**PROBLEM:**
Nothing in the data should change when you return it, but leave the pictures out.

(Data items)
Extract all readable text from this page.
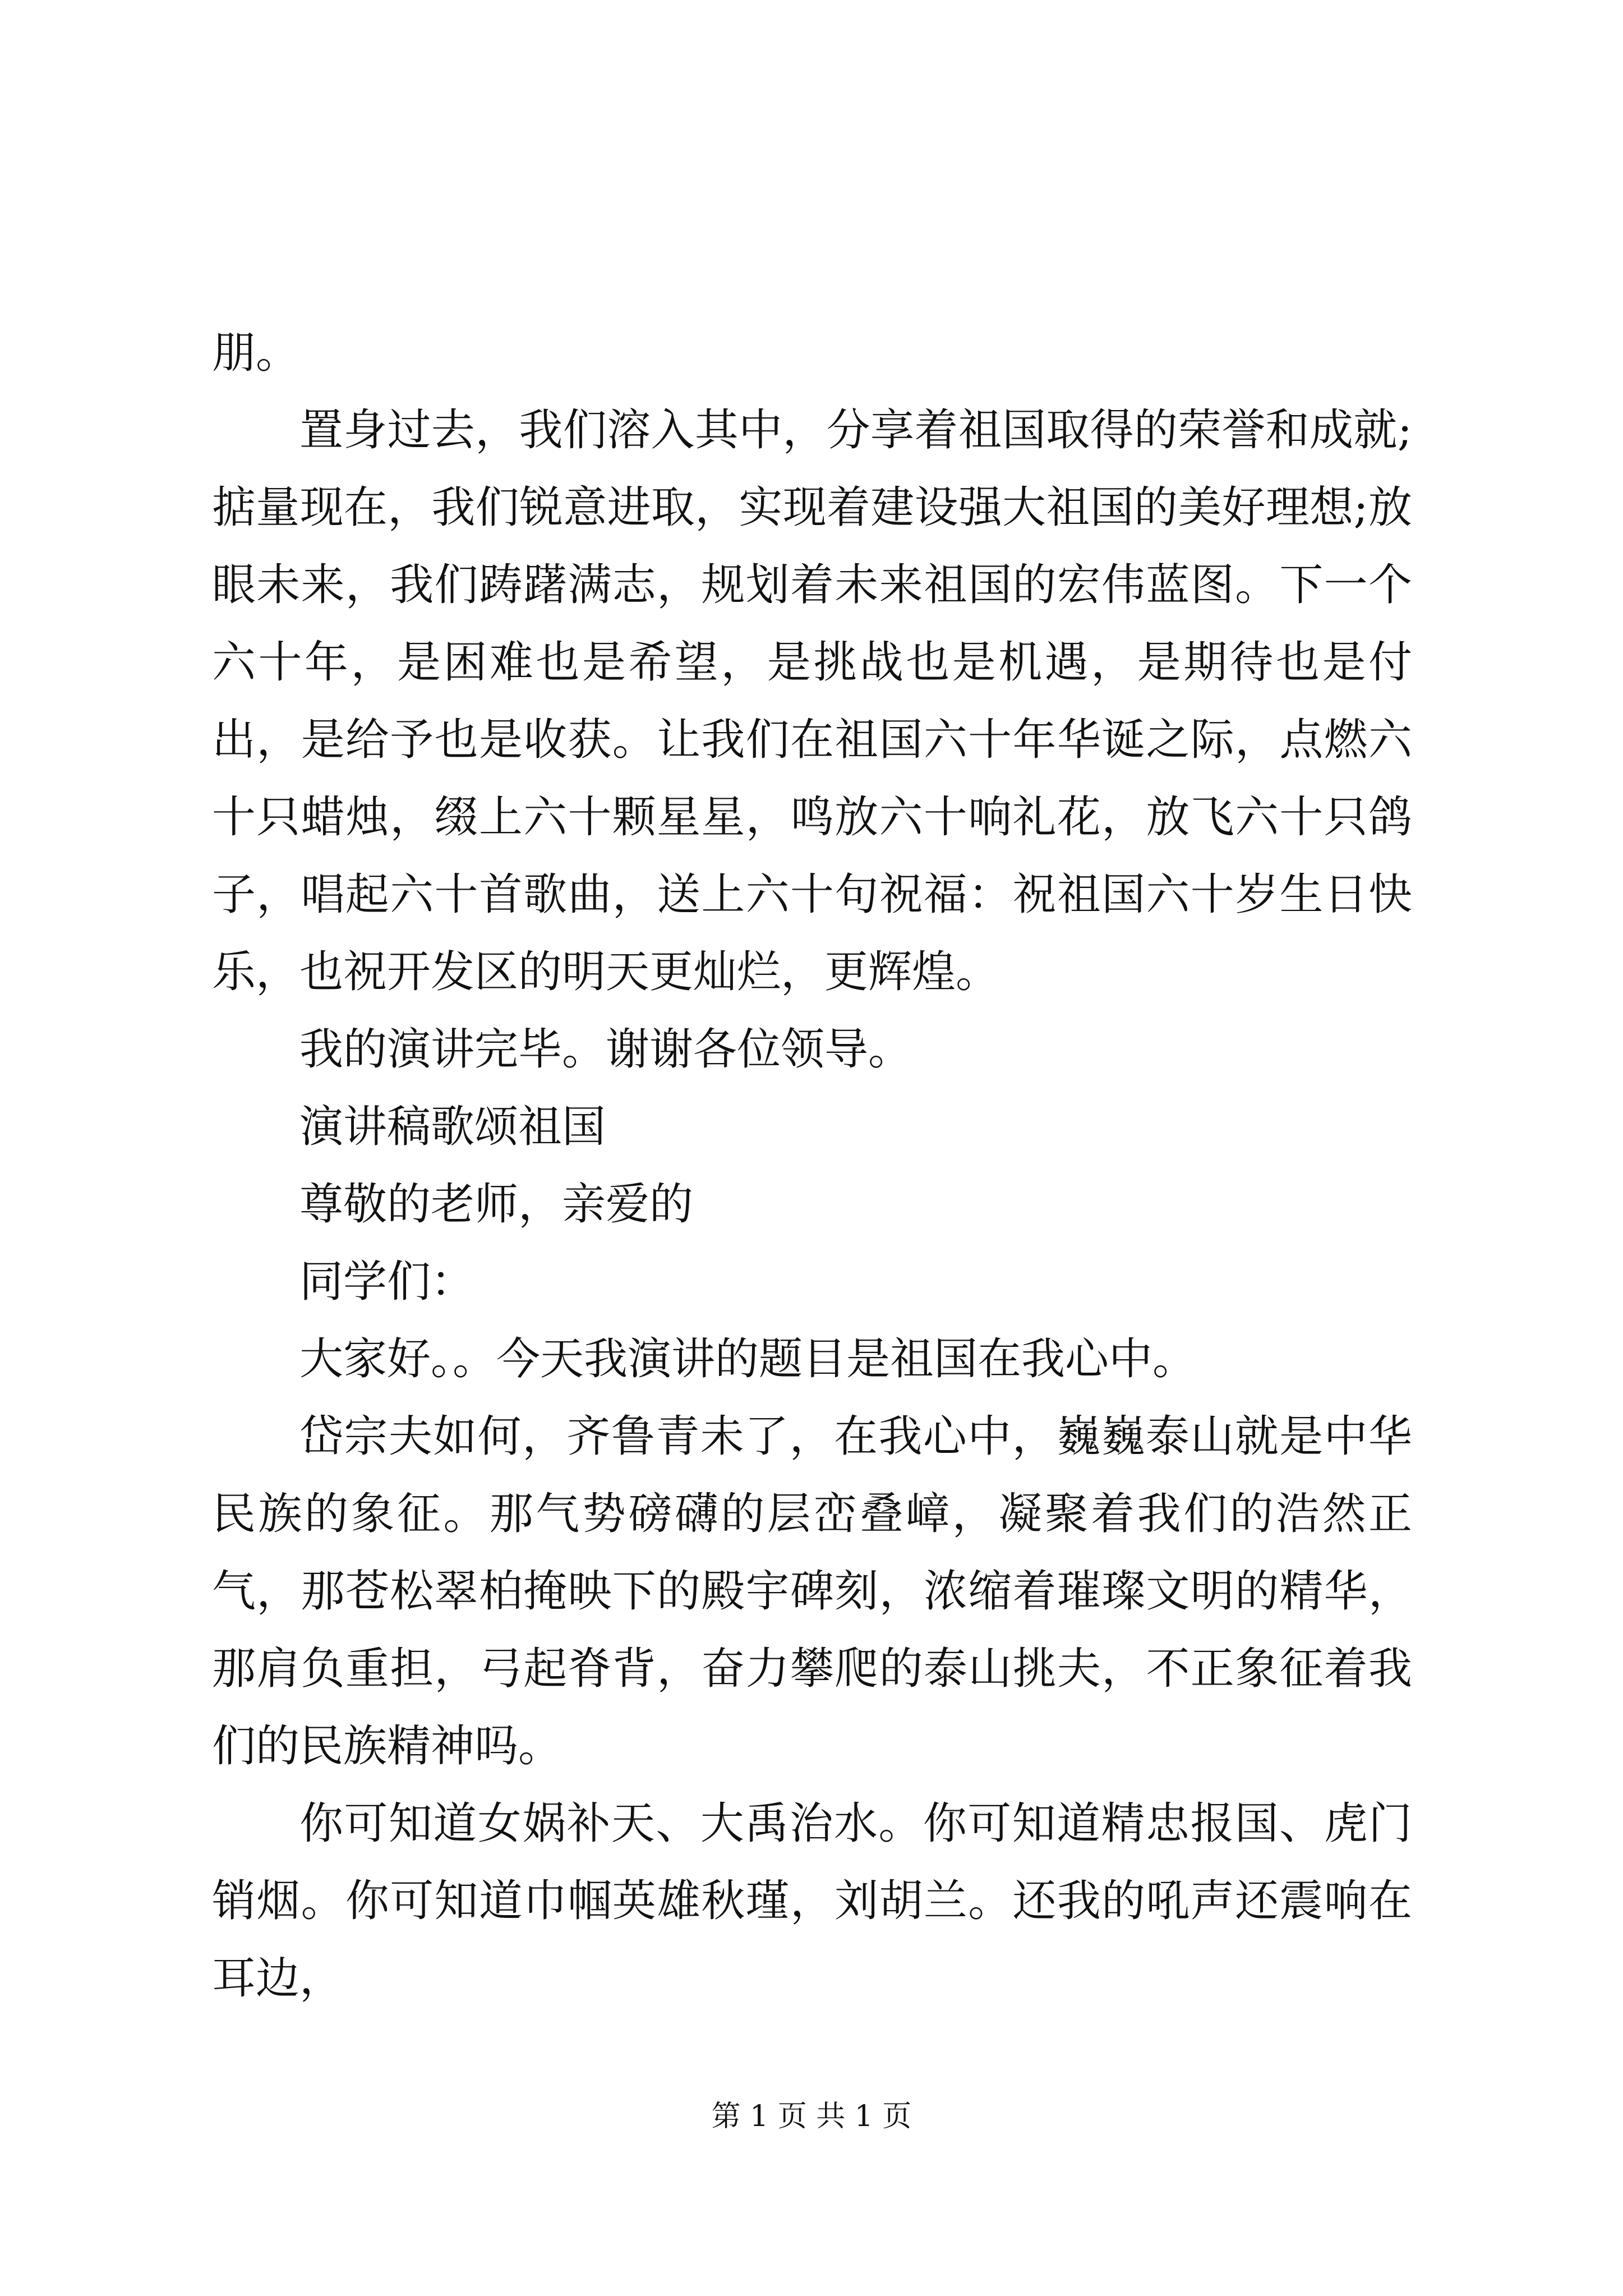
朋。

置身过去，我们溶入其中，分享着祖国取得的荣誉和成就;掂量现在，我们锐意进取，实现着建设强大祖国的美好理想;放眼未来，我们踌躇满志，规划着未来祖国的宏伟蓝图。下一个六十年，是困难也是希望，是挑战也是机遇，是期待也是付出，是给予也是收获。让我们在祖国六十年华诞之际，点燃六十只蜡烛，缀上六十颗星星，鸣放六十响礼花，放飞六十只鸽子，唱起六十首歌曲，送上六十句祝福：祝祖国六十岁生日快乐，也祝开发区的明天更灿烂，更辉煌。

我的演讲完毕。谢谢各位领导。

演讲稿歌颂祖国

尊敬的老师，亲爱的

同学们：

大家好。。今天我演讲的题目是祖国在我心中。

岱宗夫如何，齐鲁青未了，在我心中，巍巍泰山就是中华民族的象征。那气势磅礴的层峦叠嶂，凝聚着我们的浩然正气，那苍松翠柏掩映下的殿宇碑刻，浓缩着璀璨文明的精华，那肩负重担，弓起脊背，奋力攀爬的泰山挑夫，不正象征着我们的民族精神吗。

你可知道女娲补天、大禹治水。你可知道精忠报国、虎门销烟。你可知道巾帼英雄秋瑾，刘胡兰。还我的吼声还震响在耳边，

第 1 页 共 1 页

**RESPONSE BELOW:**
Extract all readable text from this page.
朋。

置身过去，我们溶入其中，分享着祖国取得的荣誉和成就;掂量现在，我们锐意进取，实现着建设强大祖国的美好理想;放眼未来，我们踌躇满志，规划着未来祖国的宏伟蓝图。下一个六十年，是困难也是希望，是挑战也是机遇，是期待也是付出，是给予也是收获。让我们在祖国六十年华诞之际，点燃六十只蜡烛，缀上六十颗星星，鸣放六十响礼花，放飞六十只鸽子，唱起六十首歌曲，送上六十句祝福：祝祖国六十岁生日快乐，也祝开发区的明天更灿烂，更辉煌。

我的演讲完毕。谢谢各位领导。

演讲稿歌颂祖国

尊敬的老师，亲爱的

同学们：

大家好。。今天我演讲的题目是祖国在我心中。

岱宗夫如何，齐鲁青未了，在我心中，巍巍泰山就是中华民族的象征。那气势磅礴的层峦叠嶂，凝聚着我们的浩然正气，那苍松翠柏掩映下的殿宇碑刻，浓缩着璀璨文明的精华，那肩负重担，弓起脊背，奋力攀爬的泰山挑夫，不正象征着我们的民族精神吗。

你可知道女娲补天、大禹治水。你可知道精忠报国、虎门销烟。你可知道巾帼英雄秋瑾，刘胡兰。还我的吼声还震响在耳边，

第 1 页 共 1 页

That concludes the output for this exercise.